What is required:
Copy out the listing in full, exactly as written, but not its pictures.

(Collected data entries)
* Start *

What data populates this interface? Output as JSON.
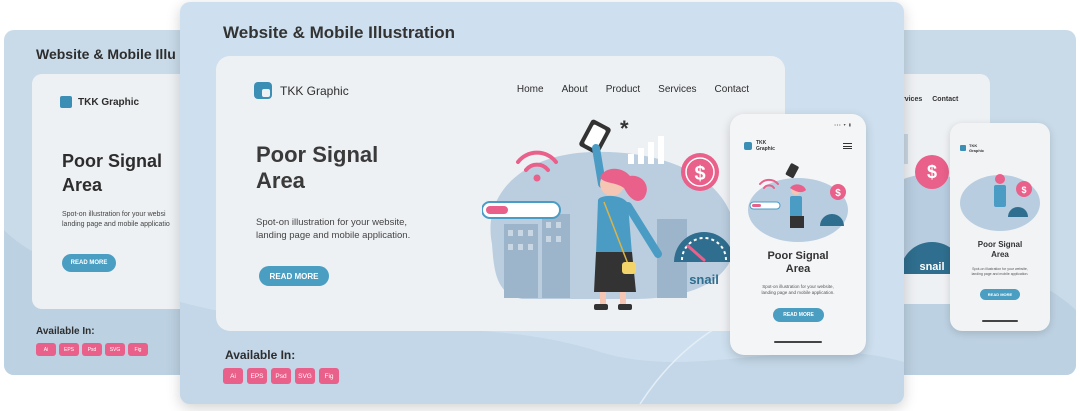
{
  "showcase": {
    "title": "Website & Mobile Illustration",
    "title_left_partial": "Website & Mobile Illu",
    "available_label": "Available In:",
    "formats": [
      "Ai",
      "EPS",
      "Psd",
      "SVG",
      "Fig"
    ]
  },
  "website": {
    "brand": "TKK Graphic",
    "nav": [
      "Home",
      "About",
      "Product",
      "Services",
      "Contact"
    ],
    "nav_right_partial": [
      "rvices",
      "Contact"
    ],
    "hero_title_line1": "Poor Signal",
    "hero_title_line2": "Area",
    "hero_subtitle_line1": "Spot-on illustration for your website,",
    "hero_subtitle_line2": "landing page and mobile application.",
    "left_subtitle_line1": "Spot-on illustration for your websi",
    "left_subtitle_line2": "landing page and mobile applicatio",
    "cta": "READ MORE"
  },
  "mobile": {
    "brand_line1": "TKK",
    "brand_line2": "Graphic",
    "status": "•••  ▾ ▮",
    "hero_title_line1": "Poor Signal",
    "hero_title_line2": "Area",
    "subtitle_line1": "Spot-on illustration for your website,",
    "subtitle_line2": "landing page and mobile application.",
    "cta": "READ MORE"
  },
  "illustration": {
    "snail_label": "snail",
    "star_glyph": "*",
    "currency_glyph": "$"
  },
  "colors": {
    "accent_blue": "#4a9ec2",
    "brand_blue": "#3b8fb5",
    "badge_pink": "#e9608a",
    "bg_panel": "#cee0ef",
    "hair_pink": "#e9608a",
    "jacket_blue": "#4b9cc4"
  },
  "icons": {
    "logo": "tkk-logo-icon",
    "menu": "hamburger-icon",
    "wifi": "wifi-icon",
    "signal": "signal-bars-icon",
    "dollar": "dollar-coin-icon",
    "speedometer": "speedometer-icon",
    "phone": "smartphone-icon"
  }
}
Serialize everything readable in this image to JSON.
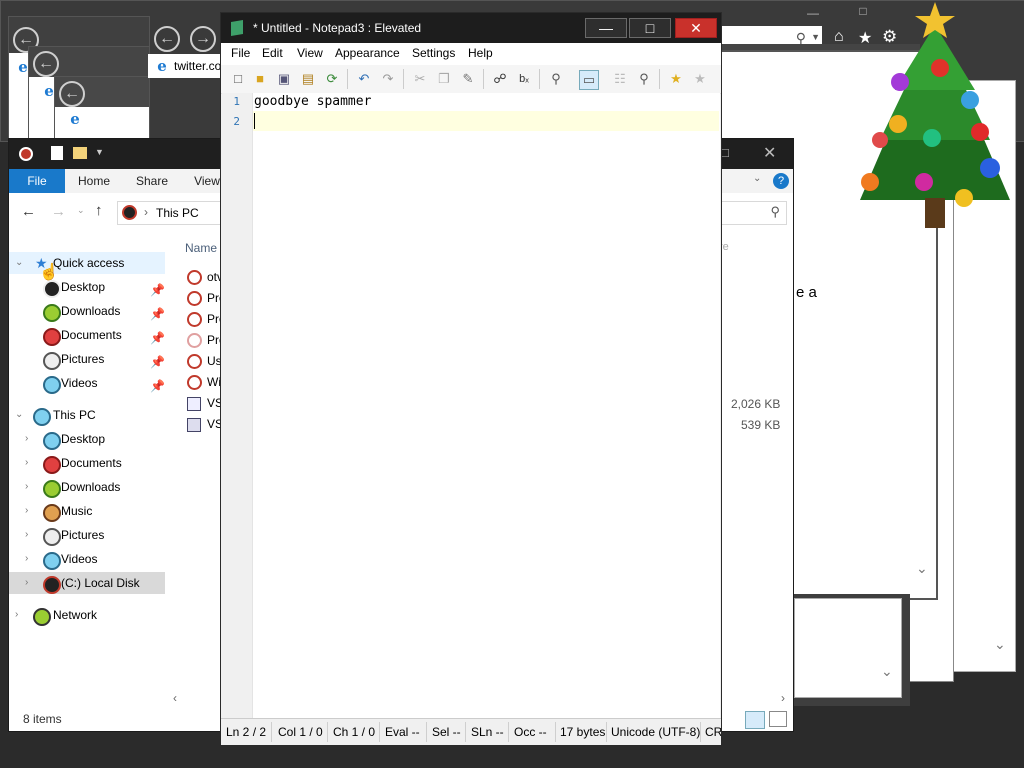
{
  "browser": {
    "tab_label": "twitter.com"
  },
  "behind_text": "e a",
  "explorer": {
    "ribbon_tabs": [
      "File",
      "Home",
      "Share",
      "View"
    ],
    "breadcrumb": "This PC",
    "column_name": "Name",
    "column_size": "re",
    "quick_access": "Quick access",
    "quick_items": [
      "Desktop",
      "Downloads",
      "Documents",
      "Pictures",
      "Videos"
    ],
    "this_pc": "This PC",
    "pc_items": [
      "Desktop",
      "Documents",
      "Downloads",
      "Music",
      "Pictures",
      "Videos",
      "(C:) Local Disk"
    ],
    "network": "Network",
    "files": [
      "otv",
      "Pro",
      "Pro",
      "Pro",
      "Us",
      "Wi",
      "VS",
      "VS"
    ],
    "sizes": [
      "2,026 KB",
      "539 KB"
    ],
    "status": "8 items",
    "colors": {
      "file_tab": "#1979ca",
      "selected": "#d9d9d9"
    }
  },
  "notepad": {
    "title": "* Untitled - Notepad3 : Elevated",
    "menu": [
      "File",
      "Edit",
      "View",
      "Appearance",
      "Settings",
      "Help"
    ],
    "lines": [
      "goodbye spammer",
      ""
    ],
    "line_numbers": [
      "1",
      "2"
    ],
    "status": {
      "ln": "Ln  2 / 2",
      "col": "Col  1 / 0",
      "ch": "Ch  1 / 0",
      "eval": "Eval  --",
      "sel": "Sel  --",
      "sln": "SLn  --",
      "occ": "Occ  --",
      "bytes": "17 bytes",
      "encoding": "Unicode (UTF-8)",
      "eol": "CR"
    },
    "colors": {
      "title_bg": "#1d1d1d",
      "current_line": "#ffffe0",
      "close": "#c9312b"
    }
  }
}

* End *

Answer:
What data populates this interface? Output as JSON.
{
  "showcase": {
    "title": "Website & Mobile Illustration",
    "title_left_partial": "Website & Mobile Illu",
    "available_label": "Available In:",
    "formats": [
      "Ai",
      "EPS",
      "Psd",
      "SVG",
      "Fig"
    ]
  },
  "website": {
    "brand": "TKK Graphic",
    "nav": [
      "Home",
      "About",
      "Product",
      "Services",
      "Contact"
    ],
    "nav_right_partial": [
      "rvices",
      "Contact"
    ],
    "hero_title_line1": "Poor Signal",
    "hero_title_line2": "Area",
    "hero_subtitle_line1": "Spot-on illustration for your website,",
    "hero_subtitle_line2": "landing page and mobile application.",
    "left_subtitle_line1": "Spot-on illustration for your websi",
    "left_subtitle_line2": "landing page and mobile applicatio",
    "cta": "READ MORE"
  },
  "mobile": {
    "brand_line1": "TKK",
    "brand_line2": "Graphic",
    "status": "•••  ▾ ▮",
    "hero_title_line1": "Poor Signal",
    "hero_title_line2": "Area",
    "subtitle_line1": "Spot-on illustration for your website,",
    "subtitle_line2": "landing page and mobile application.",
    "cta": "READ MORE"
  },
  "illustration": {
    "snail_label": "snail",
    "star_glyph": "*",
    "currency_glyph": "$"
  },
  "colors": {
    "accent_blue": "#4a9ec2",
    "brand_blue": "#3b8fb5",
    "badge_pink": "#e9608a",
    "bg_panel": "#cee0ef",
    "hair_pink": "#e9608a",
    "jacket_blue": "#4b9cc4"
  },
  "icons": {
    "logo": "tkk-logo-icon",
    "menu": "hamburger-icon",
    "wifi": "wifi-icon",
    "signal": "signal-bars-icon",
    "dollar": "dollar-coin-icon",
    "speedometer": "speedometer-icon",
    "phone": "smartphone-icon"
  }
}
Serialize everything readable in this image to JSON.
{
  "browser": {
    "tab_label": "twitter.com"
  },
  "behind_text": "e a",
  "explorer": {
    "ribbon_tabs": [
      "File",
      "Home",
      "Share",
      "View"
    ],
    "breadcrumb": "This PC",
    "column_name": "Name",
    "column_size": "re",
    "quick_access": "Quick access",
    "quick_items": [
      "Desktop",
      "Downloads",
      "Documents",
      "Pictures",
      "Videos"
    ],
    "this_pc": "This PC",
    "pc_items": [
      "Desktop",
      "Documents",
      "Downloads",
      "Music",
      "Pictures",
      "Videos",
      "(C:) Local Disk"
    ],
    "network": "Network",
    "files": [
      "otv",
      "Pro",
      "Pro",
      "Pro",
      "Us",
      "Wi",
      "VS",
      "VS"
    ],
    "sizes": [
      "2,026 KB",
      "539 KB"
    ],
    "status": "8 items",
    "colors": {
      "file_tab": "#1979ca",
      "selected": "#d9d9d9"
    }
  },
  "notepad": {
    "title": "* Untitled - Notepad3 : Elevated",
    "menu": [
      "File",
      "Edit",
      "View",
      "Appearance",
      "Settings",
      "Help"
    ],
    "lines": [
      "goodbye spammer",
      ""
    ],
    "line_numbers": [
      "1",
      "2"
    ],
    "status": {
      "ln": "Ln  2 / 2",
      "col": "Col  1 / 0",
      "ch": "Ch  1 / 0",
      "eval": "Eval  --",
      "sel": "Sel  --",
      "sln": "SLn  --",
      "occ": "Occ  --",
      "bytes": "17 bytes",
      "encoding": "Unicode (UTF-8)",
      "eol": "CR"
    },
    "colors": {
      "title_bg": "#1d1d1d",
      "current_line": "#ffffe0",
      "close": "#c9312b"
    }
  }
}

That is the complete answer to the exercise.